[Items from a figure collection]
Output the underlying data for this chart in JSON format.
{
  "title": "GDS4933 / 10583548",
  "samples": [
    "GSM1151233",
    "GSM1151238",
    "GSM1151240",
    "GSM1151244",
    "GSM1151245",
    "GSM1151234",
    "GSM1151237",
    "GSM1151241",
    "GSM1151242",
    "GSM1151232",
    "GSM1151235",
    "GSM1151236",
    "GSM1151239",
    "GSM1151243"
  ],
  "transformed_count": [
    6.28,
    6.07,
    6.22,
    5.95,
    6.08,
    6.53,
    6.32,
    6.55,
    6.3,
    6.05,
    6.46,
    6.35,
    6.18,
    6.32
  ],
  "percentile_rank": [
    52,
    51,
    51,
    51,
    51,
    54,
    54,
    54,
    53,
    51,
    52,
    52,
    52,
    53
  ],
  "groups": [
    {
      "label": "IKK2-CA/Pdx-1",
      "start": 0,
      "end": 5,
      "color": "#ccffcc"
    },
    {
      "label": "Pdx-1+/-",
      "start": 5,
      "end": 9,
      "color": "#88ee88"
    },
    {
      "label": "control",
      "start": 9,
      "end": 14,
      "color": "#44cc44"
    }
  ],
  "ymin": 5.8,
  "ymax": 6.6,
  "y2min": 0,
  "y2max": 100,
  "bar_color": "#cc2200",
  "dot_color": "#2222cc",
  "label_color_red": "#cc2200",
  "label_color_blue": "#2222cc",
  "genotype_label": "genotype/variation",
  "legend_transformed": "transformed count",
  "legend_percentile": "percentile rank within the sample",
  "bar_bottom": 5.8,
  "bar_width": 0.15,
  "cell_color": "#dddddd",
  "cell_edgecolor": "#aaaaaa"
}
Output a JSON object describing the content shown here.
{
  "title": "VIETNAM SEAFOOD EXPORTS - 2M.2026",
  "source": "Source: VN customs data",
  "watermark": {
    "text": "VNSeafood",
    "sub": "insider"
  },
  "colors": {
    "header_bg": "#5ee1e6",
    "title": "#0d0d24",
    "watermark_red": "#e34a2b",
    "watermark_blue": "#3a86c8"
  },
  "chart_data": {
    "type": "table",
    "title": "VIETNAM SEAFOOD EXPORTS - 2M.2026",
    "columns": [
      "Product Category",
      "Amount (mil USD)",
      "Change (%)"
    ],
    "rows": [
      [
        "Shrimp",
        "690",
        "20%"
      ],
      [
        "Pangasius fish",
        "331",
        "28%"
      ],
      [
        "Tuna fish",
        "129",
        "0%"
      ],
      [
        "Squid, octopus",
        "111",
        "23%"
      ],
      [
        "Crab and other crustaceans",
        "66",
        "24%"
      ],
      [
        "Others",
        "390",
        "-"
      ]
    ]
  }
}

--

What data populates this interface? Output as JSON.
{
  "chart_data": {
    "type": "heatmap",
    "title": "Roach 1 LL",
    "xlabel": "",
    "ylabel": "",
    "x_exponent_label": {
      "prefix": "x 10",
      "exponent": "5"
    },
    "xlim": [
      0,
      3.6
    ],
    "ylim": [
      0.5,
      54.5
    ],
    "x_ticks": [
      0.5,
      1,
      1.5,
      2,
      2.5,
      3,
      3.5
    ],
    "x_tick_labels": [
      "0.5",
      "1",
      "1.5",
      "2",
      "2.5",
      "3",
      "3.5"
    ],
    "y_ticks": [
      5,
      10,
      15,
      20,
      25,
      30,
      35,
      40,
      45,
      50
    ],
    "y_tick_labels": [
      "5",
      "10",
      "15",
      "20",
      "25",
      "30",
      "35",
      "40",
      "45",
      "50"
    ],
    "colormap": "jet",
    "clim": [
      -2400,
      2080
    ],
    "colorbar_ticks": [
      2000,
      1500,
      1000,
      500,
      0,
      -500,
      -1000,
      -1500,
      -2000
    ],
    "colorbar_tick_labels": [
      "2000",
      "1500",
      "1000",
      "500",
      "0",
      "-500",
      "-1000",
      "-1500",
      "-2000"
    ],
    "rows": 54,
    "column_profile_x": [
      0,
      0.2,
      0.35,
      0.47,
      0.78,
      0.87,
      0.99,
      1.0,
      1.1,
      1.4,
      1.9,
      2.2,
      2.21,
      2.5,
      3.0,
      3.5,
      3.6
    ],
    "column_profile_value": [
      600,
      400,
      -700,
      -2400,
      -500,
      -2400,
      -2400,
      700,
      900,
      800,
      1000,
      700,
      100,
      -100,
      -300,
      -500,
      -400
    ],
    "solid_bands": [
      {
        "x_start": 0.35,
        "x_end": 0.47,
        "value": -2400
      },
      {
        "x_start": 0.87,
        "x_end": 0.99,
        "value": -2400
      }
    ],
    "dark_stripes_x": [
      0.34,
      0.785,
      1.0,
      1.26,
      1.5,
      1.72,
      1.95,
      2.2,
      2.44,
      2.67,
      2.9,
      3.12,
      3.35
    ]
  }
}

...

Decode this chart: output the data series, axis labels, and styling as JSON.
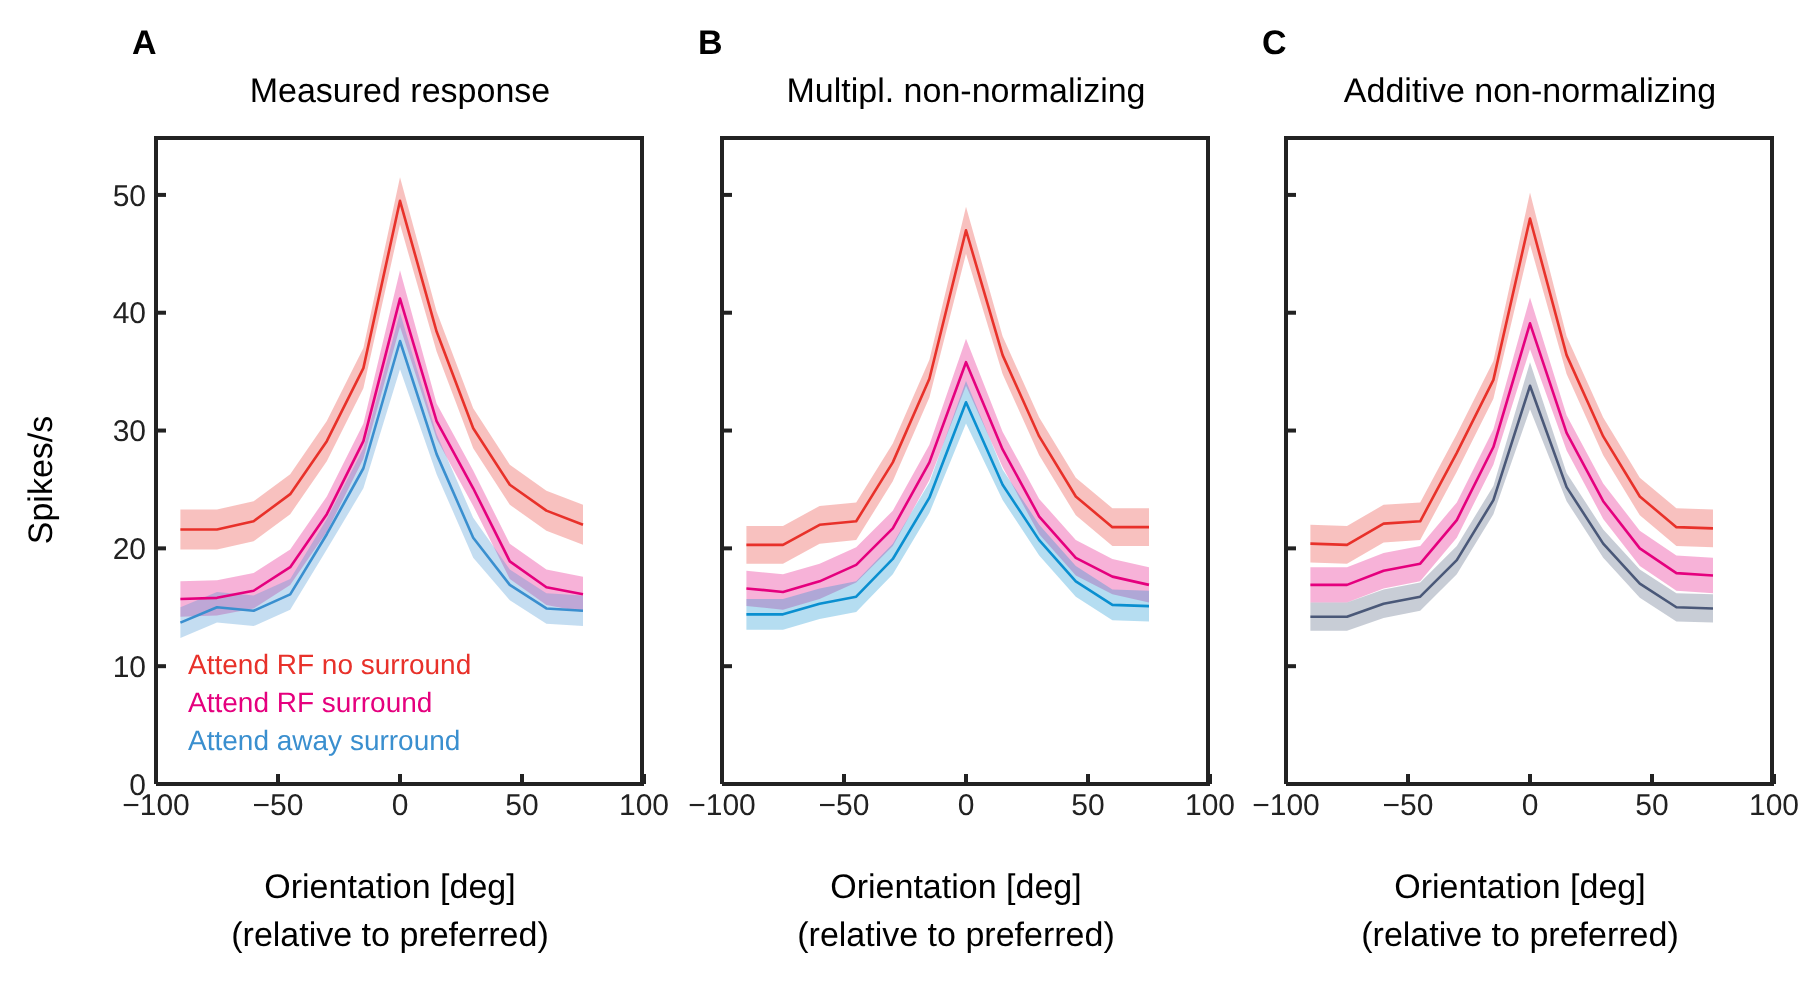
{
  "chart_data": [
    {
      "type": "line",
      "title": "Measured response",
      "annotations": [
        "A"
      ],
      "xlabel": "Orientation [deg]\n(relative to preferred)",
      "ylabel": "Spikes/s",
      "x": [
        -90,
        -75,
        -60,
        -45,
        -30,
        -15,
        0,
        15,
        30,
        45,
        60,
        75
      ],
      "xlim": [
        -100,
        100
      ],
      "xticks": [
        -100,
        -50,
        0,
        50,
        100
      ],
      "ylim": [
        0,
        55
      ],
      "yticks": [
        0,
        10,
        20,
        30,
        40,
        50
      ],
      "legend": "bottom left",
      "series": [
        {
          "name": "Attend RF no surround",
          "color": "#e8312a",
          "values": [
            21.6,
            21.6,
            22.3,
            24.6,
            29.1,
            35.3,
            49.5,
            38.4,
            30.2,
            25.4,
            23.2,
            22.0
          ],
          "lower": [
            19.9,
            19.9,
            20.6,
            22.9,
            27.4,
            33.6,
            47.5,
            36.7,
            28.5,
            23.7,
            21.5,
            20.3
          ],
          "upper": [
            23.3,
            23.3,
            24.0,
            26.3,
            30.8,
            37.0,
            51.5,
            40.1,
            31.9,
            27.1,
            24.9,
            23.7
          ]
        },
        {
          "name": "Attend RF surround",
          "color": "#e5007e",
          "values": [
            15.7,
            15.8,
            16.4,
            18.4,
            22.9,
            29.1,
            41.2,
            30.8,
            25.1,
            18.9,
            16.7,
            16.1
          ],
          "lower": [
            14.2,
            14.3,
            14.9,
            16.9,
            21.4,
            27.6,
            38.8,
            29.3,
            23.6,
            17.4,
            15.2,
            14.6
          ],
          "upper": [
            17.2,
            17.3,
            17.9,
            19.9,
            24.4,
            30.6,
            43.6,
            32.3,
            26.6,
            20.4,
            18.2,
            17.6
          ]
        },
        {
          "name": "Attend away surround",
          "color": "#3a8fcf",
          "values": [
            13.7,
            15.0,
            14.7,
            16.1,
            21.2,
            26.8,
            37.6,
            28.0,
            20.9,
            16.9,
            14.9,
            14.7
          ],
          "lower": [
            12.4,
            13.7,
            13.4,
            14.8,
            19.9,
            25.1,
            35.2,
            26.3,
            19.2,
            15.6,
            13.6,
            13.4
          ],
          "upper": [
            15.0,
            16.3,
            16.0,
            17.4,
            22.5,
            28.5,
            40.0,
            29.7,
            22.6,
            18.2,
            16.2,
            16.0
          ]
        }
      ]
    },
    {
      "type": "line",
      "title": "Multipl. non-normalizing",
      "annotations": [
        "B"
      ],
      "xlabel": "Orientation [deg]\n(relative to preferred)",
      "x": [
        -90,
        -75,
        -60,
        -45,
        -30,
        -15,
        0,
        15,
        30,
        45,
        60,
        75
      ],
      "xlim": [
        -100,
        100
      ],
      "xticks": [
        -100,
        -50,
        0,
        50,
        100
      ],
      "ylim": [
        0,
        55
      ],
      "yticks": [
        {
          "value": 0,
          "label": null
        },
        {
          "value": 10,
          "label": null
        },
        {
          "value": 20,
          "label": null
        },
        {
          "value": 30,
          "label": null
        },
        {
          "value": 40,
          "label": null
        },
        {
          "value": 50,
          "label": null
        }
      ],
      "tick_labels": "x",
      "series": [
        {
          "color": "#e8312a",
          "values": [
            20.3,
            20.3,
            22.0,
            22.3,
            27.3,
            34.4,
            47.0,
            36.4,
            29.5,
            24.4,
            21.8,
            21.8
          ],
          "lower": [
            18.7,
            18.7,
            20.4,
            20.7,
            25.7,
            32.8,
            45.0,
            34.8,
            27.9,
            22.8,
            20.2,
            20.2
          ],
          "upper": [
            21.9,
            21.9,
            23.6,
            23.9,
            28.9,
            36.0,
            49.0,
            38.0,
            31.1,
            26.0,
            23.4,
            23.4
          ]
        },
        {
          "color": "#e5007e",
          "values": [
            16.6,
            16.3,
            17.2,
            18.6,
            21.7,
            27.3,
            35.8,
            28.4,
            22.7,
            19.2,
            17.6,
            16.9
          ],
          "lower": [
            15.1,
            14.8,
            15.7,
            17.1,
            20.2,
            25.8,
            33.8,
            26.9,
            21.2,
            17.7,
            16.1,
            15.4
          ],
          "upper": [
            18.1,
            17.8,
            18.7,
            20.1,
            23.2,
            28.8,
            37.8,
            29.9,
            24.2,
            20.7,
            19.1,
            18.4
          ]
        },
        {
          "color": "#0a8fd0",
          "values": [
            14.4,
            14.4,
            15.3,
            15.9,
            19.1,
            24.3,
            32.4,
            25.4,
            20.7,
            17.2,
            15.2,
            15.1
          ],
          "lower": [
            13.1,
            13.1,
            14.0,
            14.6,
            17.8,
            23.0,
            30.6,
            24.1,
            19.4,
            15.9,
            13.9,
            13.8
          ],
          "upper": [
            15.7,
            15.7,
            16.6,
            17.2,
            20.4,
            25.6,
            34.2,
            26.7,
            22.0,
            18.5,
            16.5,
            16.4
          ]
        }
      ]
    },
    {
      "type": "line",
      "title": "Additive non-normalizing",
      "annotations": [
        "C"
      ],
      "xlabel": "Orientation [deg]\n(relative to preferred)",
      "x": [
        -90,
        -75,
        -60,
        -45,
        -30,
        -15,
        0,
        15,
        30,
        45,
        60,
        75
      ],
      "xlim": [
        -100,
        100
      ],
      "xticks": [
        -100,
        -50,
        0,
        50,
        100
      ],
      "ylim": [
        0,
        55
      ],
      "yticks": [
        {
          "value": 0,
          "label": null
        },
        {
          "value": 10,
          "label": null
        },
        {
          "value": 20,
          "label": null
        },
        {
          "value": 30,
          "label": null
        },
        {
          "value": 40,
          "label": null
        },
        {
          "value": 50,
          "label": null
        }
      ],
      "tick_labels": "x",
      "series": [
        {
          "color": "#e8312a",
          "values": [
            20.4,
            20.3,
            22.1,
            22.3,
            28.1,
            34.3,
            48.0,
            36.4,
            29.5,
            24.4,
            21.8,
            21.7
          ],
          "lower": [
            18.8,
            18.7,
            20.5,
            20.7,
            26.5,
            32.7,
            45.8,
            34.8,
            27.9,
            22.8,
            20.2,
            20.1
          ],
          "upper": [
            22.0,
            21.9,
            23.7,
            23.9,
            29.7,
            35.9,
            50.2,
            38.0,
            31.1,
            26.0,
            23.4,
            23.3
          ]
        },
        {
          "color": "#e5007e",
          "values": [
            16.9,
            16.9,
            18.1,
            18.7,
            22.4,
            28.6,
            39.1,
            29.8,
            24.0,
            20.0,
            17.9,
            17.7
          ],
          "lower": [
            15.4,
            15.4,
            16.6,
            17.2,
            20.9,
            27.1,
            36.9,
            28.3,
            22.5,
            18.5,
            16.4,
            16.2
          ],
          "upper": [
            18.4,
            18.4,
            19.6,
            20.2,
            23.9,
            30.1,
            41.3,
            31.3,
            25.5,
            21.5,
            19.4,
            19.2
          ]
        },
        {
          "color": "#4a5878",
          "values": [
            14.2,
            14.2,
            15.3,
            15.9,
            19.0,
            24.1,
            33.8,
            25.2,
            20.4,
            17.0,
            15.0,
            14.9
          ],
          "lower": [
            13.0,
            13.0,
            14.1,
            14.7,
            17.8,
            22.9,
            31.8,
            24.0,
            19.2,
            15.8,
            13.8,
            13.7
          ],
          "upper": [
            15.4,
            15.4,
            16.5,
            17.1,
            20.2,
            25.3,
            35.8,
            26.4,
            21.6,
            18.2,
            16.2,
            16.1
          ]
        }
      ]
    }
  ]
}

> _Written exercise_: Copy each line from the records above that includes the string "title".

> _Finished exercise_:
  "title": "GDS4933 / 10583548",
  "title": "VIETNAM SEAFOOD EXPORTS - 2M.2026",
    "title": "#0d0d24",
    "title": "VIETNAM SEAFOOD EXPORTS - 2M.2026",
    "title": "Roach 1 LL",
      "title": "Measured response",
      "title": "Multipl. non-normalizing",
      "title": "Additive non-normalizing",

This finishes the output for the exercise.